• **Goal**
Extract all lines that hold the string "painting".

_ _ _

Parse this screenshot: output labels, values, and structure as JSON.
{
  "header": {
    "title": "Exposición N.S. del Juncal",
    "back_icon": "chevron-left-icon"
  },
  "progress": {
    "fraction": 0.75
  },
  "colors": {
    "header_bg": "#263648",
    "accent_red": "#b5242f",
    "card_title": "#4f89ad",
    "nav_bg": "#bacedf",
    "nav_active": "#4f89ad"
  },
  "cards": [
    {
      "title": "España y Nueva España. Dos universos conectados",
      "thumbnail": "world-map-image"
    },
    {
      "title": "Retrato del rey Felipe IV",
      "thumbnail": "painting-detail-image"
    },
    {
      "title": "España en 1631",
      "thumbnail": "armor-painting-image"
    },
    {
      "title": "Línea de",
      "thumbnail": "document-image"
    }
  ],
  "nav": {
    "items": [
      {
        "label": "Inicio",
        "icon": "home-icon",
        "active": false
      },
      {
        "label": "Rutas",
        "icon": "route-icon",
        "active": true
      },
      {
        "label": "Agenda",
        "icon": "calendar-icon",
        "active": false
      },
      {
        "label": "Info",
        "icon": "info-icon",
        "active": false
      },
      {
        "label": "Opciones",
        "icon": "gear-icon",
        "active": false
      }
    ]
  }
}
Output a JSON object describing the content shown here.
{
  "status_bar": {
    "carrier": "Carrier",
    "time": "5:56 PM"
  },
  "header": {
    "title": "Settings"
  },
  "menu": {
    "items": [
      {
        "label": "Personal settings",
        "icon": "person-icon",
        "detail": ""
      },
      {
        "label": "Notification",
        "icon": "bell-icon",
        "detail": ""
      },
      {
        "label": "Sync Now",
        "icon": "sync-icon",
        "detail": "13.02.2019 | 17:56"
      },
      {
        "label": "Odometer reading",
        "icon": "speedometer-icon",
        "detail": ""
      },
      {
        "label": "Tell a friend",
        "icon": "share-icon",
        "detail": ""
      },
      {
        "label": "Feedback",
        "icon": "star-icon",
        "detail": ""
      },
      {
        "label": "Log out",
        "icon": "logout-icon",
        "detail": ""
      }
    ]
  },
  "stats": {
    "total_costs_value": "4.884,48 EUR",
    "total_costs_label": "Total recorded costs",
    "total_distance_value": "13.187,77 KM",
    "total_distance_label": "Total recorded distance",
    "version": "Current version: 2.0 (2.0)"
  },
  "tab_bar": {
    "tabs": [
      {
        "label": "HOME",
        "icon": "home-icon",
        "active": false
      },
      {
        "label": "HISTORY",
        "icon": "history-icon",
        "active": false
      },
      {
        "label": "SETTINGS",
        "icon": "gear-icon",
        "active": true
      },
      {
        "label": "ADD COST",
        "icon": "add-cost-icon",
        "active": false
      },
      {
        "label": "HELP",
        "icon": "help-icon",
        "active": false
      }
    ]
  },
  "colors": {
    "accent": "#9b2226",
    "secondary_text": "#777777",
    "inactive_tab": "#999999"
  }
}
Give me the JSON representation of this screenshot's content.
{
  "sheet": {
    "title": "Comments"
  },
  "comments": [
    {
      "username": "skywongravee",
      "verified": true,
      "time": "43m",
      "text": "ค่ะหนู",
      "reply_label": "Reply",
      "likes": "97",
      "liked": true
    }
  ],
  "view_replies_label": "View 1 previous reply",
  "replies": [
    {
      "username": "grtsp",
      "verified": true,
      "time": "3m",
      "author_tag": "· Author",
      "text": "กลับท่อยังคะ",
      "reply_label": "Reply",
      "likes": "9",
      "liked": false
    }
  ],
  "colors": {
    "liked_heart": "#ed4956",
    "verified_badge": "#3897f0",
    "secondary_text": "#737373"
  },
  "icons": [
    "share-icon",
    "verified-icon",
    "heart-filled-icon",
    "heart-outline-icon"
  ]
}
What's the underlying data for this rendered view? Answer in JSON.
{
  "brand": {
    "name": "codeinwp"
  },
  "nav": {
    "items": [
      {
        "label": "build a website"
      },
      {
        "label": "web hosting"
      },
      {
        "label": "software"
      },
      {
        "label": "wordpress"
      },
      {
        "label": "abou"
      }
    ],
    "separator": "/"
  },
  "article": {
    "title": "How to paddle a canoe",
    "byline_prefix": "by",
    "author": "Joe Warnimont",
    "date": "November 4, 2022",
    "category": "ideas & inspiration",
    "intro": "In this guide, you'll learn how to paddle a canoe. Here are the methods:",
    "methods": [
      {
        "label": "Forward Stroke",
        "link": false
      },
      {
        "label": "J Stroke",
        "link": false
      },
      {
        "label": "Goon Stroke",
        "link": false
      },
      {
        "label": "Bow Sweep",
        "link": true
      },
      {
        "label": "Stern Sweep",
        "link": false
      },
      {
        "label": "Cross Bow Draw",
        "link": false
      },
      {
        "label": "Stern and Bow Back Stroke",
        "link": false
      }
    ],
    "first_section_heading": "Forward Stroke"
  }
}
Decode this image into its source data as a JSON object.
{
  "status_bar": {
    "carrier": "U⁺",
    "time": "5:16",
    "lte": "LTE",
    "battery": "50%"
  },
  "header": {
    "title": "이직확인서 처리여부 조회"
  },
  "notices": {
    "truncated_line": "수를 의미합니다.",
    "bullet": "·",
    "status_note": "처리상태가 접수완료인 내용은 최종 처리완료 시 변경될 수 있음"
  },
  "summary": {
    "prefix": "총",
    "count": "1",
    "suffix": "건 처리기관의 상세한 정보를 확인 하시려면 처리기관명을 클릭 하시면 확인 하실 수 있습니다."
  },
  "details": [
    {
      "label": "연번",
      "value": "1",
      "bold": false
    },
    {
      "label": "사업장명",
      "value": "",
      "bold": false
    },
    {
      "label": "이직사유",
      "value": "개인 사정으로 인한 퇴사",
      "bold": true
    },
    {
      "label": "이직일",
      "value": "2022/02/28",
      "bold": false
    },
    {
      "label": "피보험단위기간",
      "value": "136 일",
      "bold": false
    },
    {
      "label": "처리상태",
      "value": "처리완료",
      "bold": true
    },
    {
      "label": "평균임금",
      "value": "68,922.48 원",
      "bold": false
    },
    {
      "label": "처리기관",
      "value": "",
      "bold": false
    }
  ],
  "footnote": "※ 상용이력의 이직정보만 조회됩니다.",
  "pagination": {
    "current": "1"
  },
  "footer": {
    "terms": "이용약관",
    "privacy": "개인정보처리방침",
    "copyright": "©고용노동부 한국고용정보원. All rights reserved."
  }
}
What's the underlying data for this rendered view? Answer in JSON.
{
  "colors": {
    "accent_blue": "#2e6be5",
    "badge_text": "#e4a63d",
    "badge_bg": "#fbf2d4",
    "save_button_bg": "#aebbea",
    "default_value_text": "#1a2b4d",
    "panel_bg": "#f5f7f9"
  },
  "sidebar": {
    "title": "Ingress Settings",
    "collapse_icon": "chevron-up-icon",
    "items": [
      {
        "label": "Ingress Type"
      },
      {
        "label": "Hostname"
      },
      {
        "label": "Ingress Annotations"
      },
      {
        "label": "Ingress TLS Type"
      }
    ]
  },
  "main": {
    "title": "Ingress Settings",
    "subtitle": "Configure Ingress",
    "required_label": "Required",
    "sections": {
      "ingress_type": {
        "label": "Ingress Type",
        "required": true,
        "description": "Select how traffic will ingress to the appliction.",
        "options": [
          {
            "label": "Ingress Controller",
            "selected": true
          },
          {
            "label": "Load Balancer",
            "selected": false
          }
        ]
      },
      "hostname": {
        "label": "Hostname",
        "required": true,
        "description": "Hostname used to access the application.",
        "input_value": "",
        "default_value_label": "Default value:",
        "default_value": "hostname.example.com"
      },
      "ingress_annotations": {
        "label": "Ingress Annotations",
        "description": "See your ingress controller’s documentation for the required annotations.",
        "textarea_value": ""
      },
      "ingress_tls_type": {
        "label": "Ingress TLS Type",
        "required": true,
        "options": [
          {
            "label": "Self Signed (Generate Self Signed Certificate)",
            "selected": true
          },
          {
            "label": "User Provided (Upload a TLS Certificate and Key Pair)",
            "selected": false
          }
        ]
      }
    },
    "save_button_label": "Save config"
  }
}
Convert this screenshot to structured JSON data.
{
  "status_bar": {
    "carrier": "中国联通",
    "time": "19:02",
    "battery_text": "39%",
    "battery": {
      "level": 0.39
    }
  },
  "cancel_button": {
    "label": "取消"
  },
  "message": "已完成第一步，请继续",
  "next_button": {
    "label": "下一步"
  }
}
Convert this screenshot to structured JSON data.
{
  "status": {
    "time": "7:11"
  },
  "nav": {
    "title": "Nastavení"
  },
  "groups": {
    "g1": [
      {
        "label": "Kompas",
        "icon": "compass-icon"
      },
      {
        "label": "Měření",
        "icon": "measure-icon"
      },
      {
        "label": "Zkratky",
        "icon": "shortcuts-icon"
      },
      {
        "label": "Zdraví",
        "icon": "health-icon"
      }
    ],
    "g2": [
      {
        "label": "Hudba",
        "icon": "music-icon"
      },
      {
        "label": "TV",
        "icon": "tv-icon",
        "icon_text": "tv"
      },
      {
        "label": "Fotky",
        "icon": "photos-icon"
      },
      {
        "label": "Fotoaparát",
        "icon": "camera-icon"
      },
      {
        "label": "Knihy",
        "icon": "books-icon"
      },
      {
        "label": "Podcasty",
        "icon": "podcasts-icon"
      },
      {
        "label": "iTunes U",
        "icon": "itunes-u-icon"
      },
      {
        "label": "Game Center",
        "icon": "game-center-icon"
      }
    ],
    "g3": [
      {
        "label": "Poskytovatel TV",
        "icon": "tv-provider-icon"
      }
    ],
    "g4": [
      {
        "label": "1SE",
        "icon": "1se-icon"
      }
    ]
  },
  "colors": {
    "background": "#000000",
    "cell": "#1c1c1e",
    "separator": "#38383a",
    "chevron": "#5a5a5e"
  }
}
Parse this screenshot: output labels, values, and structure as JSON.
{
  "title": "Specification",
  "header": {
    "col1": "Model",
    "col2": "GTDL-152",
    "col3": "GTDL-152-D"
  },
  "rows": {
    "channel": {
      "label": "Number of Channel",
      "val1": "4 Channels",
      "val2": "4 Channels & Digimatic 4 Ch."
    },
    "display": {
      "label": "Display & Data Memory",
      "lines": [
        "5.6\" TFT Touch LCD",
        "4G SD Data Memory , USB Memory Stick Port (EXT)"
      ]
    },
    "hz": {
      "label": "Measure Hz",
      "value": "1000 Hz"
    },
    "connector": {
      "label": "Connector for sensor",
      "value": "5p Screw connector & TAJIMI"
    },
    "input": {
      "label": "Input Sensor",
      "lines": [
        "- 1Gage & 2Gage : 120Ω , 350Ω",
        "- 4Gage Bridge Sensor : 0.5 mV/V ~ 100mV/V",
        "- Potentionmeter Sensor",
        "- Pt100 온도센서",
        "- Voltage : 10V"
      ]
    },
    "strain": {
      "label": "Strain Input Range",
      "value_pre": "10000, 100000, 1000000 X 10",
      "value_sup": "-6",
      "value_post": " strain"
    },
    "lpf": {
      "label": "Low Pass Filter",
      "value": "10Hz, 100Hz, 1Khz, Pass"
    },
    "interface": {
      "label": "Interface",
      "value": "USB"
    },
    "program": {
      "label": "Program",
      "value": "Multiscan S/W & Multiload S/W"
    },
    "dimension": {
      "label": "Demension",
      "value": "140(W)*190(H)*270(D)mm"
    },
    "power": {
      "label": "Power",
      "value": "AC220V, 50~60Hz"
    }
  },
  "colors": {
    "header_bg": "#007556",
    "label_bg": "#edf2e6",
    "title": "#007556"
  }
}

_ _ _

• **Solution to this task**
      "thumbnail": "painting-detail-image"
      "thumbnail": "armor-painting-image"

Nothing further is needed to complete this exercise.